§ **Problem to work on**
List all the lines in these records that hold "children".

+===+

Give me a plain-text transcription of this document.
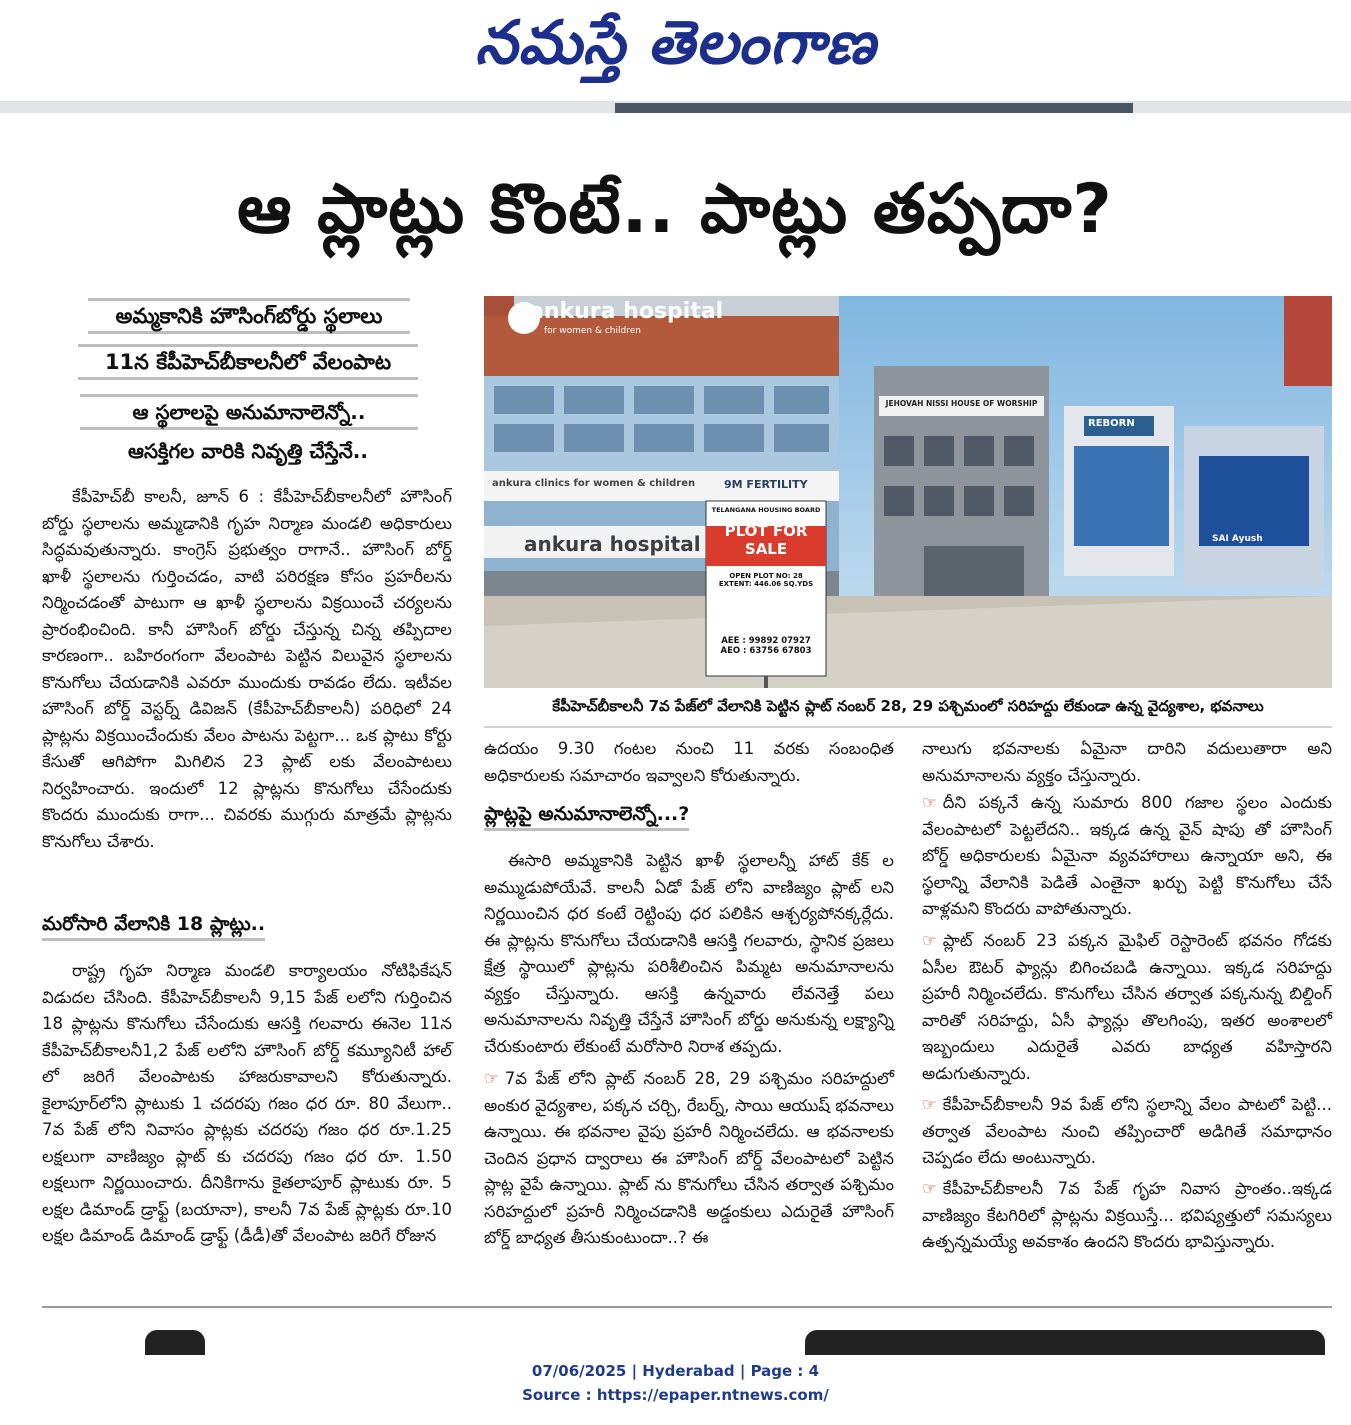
నమస్తే తెలంగాణ
ఆ ప్లాట్లు కొంటే.. పాట్లు తప్పదా?
అమ్మకానికి హౌసింగ్‌బోర్డు స్థలాలు
11న కేపీహెచ్‌బీకాలనీలో వేలంపాట
ఆ స్థలాలపై అనుమానాలెన్నో..
ఆసక్తిగల వారికి నివృత్తి చేస్తేనే..
కేపీహెచ్‌బీ కాలనీ, జూన్ 6 : కేపీహెచ్‌బీకాలనీలో హౌసింగ్ బోర్డు స్థలాలను అమ్మడానికి గృహ నిర్మాణ మండలి అధికారులు సిద్ధమవుతున్నారు. కాంగ్రెస్ ప్రభుత్వం రాగానే.. హౌసింగ్ బోర్డ్ ఖాళీ స్థలాలను గుర్తించడం, వాటి పరిరక్షణ కోసం ప్రహరీలను నిర్మించడంతో పాటుగా ఆ ఖాళీ స్థలాలను విక్రయించే చర్యలను ప్రారంభించింది. కానీ హౌసింగ్ బోర్డు చేస్తున్న చిన్న తప్పిదాల కారణంగా.. బహిరంగంగా వేలంపాట పెట్టిన విలువైన స్థలాలను కొనుగోలు చేయడానికి ఎవరూ ముందుకు రావడం లేదు. ఇటీవల హౌసింగ్ బోర్డ్ వెస్టర్న్ డివిజన్ (కేపీహెచ్‌బీకాలనీ) పరిధిలో 24 ప్లాట్లను విక్రయించేందుకు వేలం పాటను పెట్టగా... ఒక ప్లాటు కోర్టు కేసుతో ఆగిపోగా మిగిలిన 23 ప్లాట్ లకు వేలంపాటలు నిర్వహించారు. ఇందులో 12 ప్లాట్లను కొనుగోలు చేసేందుకు కొందరు ముందుకు రాగా... చివరకు ముగ్గురు మాత్రమే ప్లాట్లను కొనుగోలు చేశారు.
మరోసారి వేలానికి 18 ప్లాట్లు..
రాష్ట్ర గృహ నిర్మాణ మండలి కార్యాలయం నోటిఫికేషన్ విడుదల చేసింది. కేపీహెచ్‌బీకాలనీ 9,15 పేజ్ లలోని గుర్తించిన 18 ప్లాట్లను కొనుగోలు చేసేందుకు ఆసక్తి గలవారు ఈనెల 11న కేపీహెచ్‌బీకాలనీ1,2 పేజ్ లలోని హౌసింగ్ బోర్డ్ కమ్యూనిటీ హాల్ లో జరిగే వేలంపాటకు హాజరుకావాలని కోరుతున్నారు. కైలాపూర్‌లోని ప్లాటుకు 1 చదరపు గజం ధర రూ. 80 వేలుగా.. 7వ పేజ్ లోని నివాసం ప్లాట్లకు చదరపు గజం ధర రూ.1.25 లక్షలుగా వాణిజ్యం ప్లాట్ కు చదరపు గజం ధర రూ. 1.50 లక్షలుగా నిర్ణయించారు. దీనికిగాను కైతలాపూర్ ప్లాటుకు రూ. 5 లక్షల డిమాండ్ డ్రాఫ్ట్ (బయానా), కాలనీ 7వ పేజ్ ప్లాట్లకు రూ.10 లక్షల డిమాండ్ డిమాండ్ డ్రాఫ్ట్ (డీడీ)తో వేలంపాట జరిగే రోజున
ankura hospital
for women & children
ankura clinics for women & children	9M FERTILITY
ankura hospital
JEHOVAH NISSI HOUSE OF WORSHIP
REBORN
SAI Ayush
TELANGANA HOUSING BOARD
PLOT FOR SALE
OPEN PLOT NO: 28
EXTENT: 446.06 SQ.YDS
AEE : 99892 07927
AEO : 63756 67803
కేపీహెచ్‌బీకాలనీ 7వ పేజ్‌లో వేలానికి పెట్టిన ప్లాట్ నంబర్ 28, 29 పశ్చిమంలో సరిహద్దు లేకుండా ఉన్న వైద్యశాల, భవనాలు
ఉదయం 9.30 గంటల నుంచి 11 వరకు సంబంధిత అధికారులకు సమాచారం ఇవ్వాలని కోరుతున్నారు.
ప్లాట్లపై అనుమానాలెన్నో...?
ఈసారి అమ్మకానికి పెట్టిన ఖాళీ స్థలాలన్నీ హాట్ కేక్ ల అమ్ముడుపోయేవే. కాలనీ ఏడో పేజ్ లోని వాణిజ్యం ప్లాట్ లని నిర్ణయించిన ధర కంటే రెట్టింపు ధర పలికిన ఆశ్చర్యపోనక్కర్లేదు. ఈ ప్లాట్లను కొనుగోలు చేయడానికి ఆసక్తి గలవారు, స్థానిక ప్రజలు క్షేత్ర స్థాయిలో ప్లాట్లను పరిశీలించిన పిమ్మట అనుమానాలను వ్యక్తం చేస్తున్నారు. ఆసక్తి ఉన్నవారు లేవనెత్తే పలు అనుమానాలను నివృత్తి చేస్తేనే హౌసింగ్ బోర్డు అనుకున్న లక్ష్యాన్ని చేరుకుంటారు లేకుంటే మరోసారి నిరాశ తప్పదు.
☞ 7వ పేజ్ లోని ప్లాట్ నంబర్ 28, 29 పశ్చిమం సరిహద్దులో అంకుర వైద్యశాల, పక్కన చర్చి, రేబర్న్, సాయి ఆయుష్ భవనాలు ఉన్నాయి. ఈ భవనాల వైపు ప్రహరీ నిర్మించలేదు. ఆ భవనాలకు చెందిన ప్రధాన ద్వారాలు ఈ హౌసింగ్ బోర్డ్ వేలంపాటలో పెట్టిన ప్లాట్ల వైపే ఉన్నాయి. ప్లాట్ ను కొనుగోలు చేసిన తర్వాత పశ్చిమం సరిహద్దులో ప్రహరీ నిర్మించడానికి అడ్డంకులు ఎదురైతే హౌసింగ్ బోర్డ్ బాధ్యత తీసుకుంటుందా..? ఈ
నాలుగు భవనాలకు ఏమైనా దారిని వదులుతారా అని అనుమానాలను వ్యక్తం చేస్తున్నారు.
☞ దీని పక్కనే ఉన్న సుమారు 800 గజాల స్థలం ఎందుకు వేలంపాటలో పెట్టలేదని.. ఇక్కడ ఉన్న వైన్ షాపు తో హౌసింగ్ బోర్డ్ అధికారులకు ఏమైనా వ్యవహారాలు ఉన్నాయా అని, ఈ స్థలాన్ని వేలానికి పెడితే ఎంతైనా ఖర్చు పెట్టి కొనుగోలు చేసే వాళ్లమని కొందరు వాపోతున్నారు.
☞ ప్లాట్ నంబర్ 23 పక్కన మైఫిల్ రెస్టారెంట్ భవనం గోడకు ఏసీల ఔటర్ ఫ్యాన్లు బిగించబడి ఉన్నాయి. ఇక్కడ సరిహద్దు ప్రహరీ నిర్మించలేదు. కొనుగోలు చేసిన తర్వాత పక్కనున్న బిల్డింగ్ వారితో సరిహద్దు, ఏసీ ఫ్యాన్లు తొలగింపు, ఇతర అంశాలలో ఇబ్బందులు ఎదురైతే ఎవరు బాధ్యత వహిస్తారని అడుగుతున్నారు.
☞ కేపీహెచ్‌బీకాలనీ 9వ పేజ్ లోని స్థలాన్ని వేలం పాటలో పెట్టి... తర్వాత వేలంపాట నుంచి తప్పించారో అడిగితే సమాధానం చెప్పడం లేదు అంటున్నారు.
☞ కేపీహెచ్‌బీకాలనీ 7వ పేజ్ గృహ నివాస ప్రాంతం..ఇక్కడ వాణిజ్యం కేటగిరిలో ప్లాట్లను విక్రయిస్తే... భవిష్యత్తులో సమస్యలు ఉత్పన్నమయ్యే అవకాశం ఉందని కొందరు భావిస్తున్నారు.
07/06/2025 | Hyderabad | Page : 4
Source : https://epaper.ntnews.com/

+===+

§ **The response**
for women & children
ankura clinics for women & children	9M FERTILITY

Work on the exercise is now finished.